**** Material

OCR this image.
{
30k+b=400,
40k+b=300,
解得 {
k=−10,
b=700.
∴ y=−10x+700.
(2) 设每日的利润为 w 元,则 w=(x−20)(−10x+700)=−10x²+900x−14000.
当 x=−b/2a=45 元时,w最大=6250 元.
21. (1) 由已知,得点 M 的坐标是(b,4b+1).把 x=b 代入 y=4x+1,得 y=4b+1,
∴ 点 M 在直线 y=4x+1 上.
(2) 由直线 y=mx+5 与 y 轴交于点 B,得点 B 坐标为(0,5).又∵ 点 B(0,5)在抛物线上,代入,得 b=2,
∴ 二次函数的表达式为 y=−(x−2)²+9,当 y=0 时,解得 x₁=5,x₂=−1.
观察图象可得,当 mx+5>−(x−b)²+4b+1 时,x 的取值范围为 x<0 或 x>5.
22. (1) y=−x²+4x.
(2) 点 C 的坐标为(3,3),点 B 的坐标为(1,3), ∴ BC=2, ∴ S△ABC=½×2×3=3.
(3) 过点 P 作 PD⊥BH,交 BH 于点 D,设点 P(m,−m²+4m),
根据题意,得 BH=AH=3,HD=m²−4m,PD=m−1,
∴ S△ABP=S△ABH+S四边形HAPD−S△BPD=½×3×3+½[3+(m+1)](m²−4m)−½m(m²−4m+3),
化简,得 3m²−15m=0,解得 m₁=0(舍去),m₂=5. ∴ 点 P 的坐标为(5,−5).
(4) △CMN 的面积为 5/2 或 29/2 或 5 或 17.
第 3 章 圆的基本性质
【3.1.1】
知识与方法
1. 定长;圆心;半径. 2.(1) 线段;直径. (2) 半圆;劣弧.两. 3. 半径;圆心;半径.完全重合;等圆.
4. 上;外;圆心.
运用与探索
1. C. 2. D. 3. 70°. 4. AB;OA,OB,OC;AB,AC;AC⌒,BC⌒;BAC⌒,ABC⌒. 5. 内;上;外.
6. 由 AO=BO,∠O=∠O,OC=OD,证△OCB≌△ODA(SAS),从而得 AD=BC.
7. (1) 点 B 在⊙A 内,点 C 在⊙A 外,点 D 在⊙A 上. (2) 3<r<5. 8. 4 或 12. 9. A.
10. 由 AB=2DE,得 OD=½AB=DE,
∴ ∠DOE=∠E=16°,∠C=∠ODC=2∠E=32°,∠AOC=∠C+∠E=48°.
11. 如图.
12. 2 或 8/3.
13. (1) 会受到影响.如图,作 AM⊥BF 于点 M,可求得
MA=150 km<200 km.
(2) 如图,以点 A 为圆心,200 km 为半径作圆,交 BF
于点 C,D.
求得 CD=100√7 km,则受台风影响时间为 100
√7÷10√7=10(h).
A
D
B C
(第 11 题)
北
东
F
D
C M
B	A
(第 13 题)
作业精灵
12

********

Reproduce every line above without error.

(Full answer)
OCR this image.
{
30k+b=400,
40k+b=300,
解得 {
k=−10,
b=700.
∴ y=−10x+700.
(2) 设每日的利润为 w 元,则 w=(x−20)(−10x+700)=−10x²+900x−14000.
当 x=−b/2a=45 元时,w最大=6250 元.
21. (1) 由已知,得点 M 的坐标是(b,4b+1).把 x=b 代入 y=4x+1,得 y=4b+1,
∴ 点 M 在直线 y=4x+1 上.
(2) 由直线 y=mx+5 与 y 轴交于点 B,得点 B 坐标为(0,5).又∵ 点 B(0,5)在抛物线上,代入,得 b=2,
∴ 二次函数的表达式为 y=−(x−2)²+9,当 y=0 时,解得 x₁=5,x₂=−1.
观察图象可得,当 mx+5>−(x−b)²+4b+1 时,x 的取值范围为 x<0 或 x>5.
22. (1) y=−x²+4x.
(2) 点 C 的坐标为(3,3),点 B 的坐标为(1,3), ∴ BC=2, ∴ S△ABC=½×2×3=3.
(3) 过点 P 作 PD⊥BH,交 BH 于点 D,设点 P(m,−m²+4m),
根据题意,得 BH=AH=3,HD=m²−4m,PD=m−1,
∴ S△ABP=S△ABH+S四边形HAPD−S△BPD=½×3×3+½[3+(m+1)](m²−4m)−½m(m²−4m+3),
化简,得 3m²−15m=0,解得 m₁=0(舍去),m₂=5. ∴ 点 P 的坐标为(5,−5).
(4) △CMN 的面积为 5/2 或 29/2 或 5 或 17.
第 3 章 圆的基本性质
【3.1.1】
知识与方法
1. 定长;圆心;半径. 2.(1) 线段;直径. (2) 半圆;劣弧.两. 3. 半径;圆心;半径.完全重合;等圆.
4. 上;外;圆心.
运用与探索
1. C. 2. D. 3. 70°. 4. AB;OA,OB,OC;AB,AC;AC⌒,BC⌒;BAC⌒,ABC⌒. 5. 内;上;外.
6. 由 AO=BO,∠O=∠O,OC=OD,证△OCB≌△ODA(SAS),从而得 AD=BC.
7. (1) 点 B 在⊙A 内,点 C 在⊙A 外,点 D 在⊙A 上. (2) 3<r<5. 8. 4 或 12. 9. A.
10. 由 AB=2DE,得 OD=½AB=DE,
∴ ∠DOE=∠E=16°,∠C=∠ODC=2∠E=32°,∠AOC=∠C+∠E=48°.
11. 如图.
12. 2 或 8/3.
13. (1) 会受到影响.如图,作 AM⊥BF 于点 M,可求得
MA=150 km<200 km.
(2) 如图,以点 A 为圆心,200 km 为半径作圆,交 BF
于点 C,D.
求得 CD=100√7 km,则受台风影响时间为 100
√7÷10√7=10(h).
A
D
B C
(第 11 题)
北
东
F
D
C M
B	A
(第 13 题)
作业精灵
12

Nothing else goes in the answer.